[A block of data]
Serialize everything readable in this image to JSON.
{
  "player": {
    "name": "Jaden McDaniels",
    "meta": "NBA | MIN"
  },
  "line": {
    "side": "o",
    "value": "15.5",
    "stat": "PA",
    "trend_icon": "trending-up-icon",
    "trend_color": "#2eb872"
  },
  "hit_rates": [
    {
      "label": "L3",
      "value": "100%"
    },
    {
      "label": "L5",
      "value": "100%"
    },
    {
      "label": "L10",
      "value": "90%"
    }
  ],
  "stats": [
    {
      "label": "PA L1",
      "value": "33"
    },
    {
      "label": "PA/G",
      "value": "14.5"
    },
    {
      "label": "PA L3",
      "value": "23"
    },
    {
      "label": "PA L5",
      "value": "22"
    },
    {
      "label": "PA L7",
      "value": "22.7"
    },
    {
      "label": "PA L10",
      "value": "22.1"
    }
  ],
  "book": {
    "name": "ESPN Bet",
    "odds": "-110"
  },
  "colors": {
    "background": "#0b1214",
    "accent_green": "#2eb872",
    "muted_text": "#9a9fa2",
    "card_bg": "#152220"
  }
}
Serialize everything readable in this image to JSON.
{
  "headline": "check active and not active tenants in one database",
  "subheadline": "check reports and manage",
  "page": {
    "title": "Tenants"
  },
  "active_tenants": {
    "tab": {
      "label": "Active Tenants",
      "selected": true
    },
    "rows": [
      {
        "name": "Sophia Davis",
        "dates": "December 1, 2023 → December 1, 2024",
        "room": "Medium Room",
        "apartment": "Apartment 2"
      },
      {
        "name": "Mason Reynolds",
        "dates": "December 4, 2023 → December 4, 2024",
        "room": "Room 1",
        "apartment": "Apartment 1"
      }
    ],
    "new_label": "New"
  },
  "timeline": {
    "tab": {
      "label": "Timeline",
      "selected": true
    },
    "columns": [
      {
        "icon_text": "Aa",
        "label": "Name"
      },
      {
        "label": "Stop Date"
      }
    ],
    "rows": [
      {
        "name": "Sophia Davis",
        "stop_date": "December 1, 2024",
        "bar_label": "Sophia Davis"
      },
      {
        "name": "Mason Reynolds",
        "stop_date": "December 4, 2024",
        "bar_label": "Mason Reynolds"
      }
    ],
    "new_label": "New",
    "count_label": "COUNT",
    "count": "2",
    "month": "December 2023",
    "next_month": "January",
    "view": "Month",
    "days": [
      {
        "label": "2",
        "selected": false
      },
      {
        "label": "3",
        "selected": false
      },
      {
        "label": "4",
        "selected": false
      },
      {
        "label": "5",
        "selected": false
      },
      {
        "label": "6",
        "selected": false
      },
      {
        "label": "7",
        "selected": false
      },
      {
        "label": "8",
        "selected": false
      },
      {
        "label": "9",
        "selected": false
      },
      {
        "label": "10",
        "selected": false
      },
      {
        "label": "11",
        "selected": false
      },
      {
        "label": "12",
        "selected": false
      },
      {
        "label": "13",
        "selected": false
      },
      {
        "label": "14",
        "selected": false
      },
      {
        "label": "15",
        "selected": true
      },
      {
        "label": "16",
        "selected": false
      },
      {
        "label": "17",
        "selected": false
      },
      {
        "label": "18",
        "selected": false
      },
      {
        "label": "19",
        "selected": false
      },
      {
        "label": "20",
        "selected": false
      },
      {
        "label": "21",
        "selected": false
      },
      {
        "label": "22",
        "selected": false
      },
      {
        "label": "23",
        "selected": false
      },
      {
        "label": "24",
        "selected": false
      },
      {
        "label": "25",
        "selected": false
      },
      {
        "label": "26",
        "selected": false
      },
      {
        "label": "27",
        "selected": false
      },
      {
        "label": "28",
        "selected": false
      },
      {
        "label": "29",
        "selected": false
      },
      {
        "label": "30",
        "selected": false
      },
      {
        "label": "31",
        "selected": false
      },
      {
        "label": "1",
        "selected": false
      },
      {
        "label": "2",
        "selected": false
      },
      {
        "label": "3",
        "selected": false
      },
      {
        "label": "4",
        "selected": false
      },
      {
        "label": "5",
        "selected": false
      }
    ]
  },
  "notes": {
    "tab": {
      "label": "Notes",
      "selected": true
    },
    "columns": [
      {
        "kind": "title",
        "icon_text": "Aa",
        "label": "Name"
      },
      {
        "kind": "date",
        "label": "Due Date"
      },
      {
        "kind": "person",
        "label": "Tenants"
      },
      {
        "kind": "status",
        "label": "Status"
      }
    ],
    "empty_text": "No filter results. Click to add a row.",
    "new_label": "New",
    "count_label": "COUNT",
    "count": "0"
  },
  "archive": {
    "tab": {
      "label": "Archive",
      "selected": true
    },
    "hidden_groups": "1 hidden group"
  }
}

→ **Instructions for the task**:
Using the records above, copy every line that has the word "dates" in it.

→ **Complete answer**:
        "dates": "December 1, 2023 → December 1, 2024",
        "dates": "December 4, 2023 → December 4, 2024",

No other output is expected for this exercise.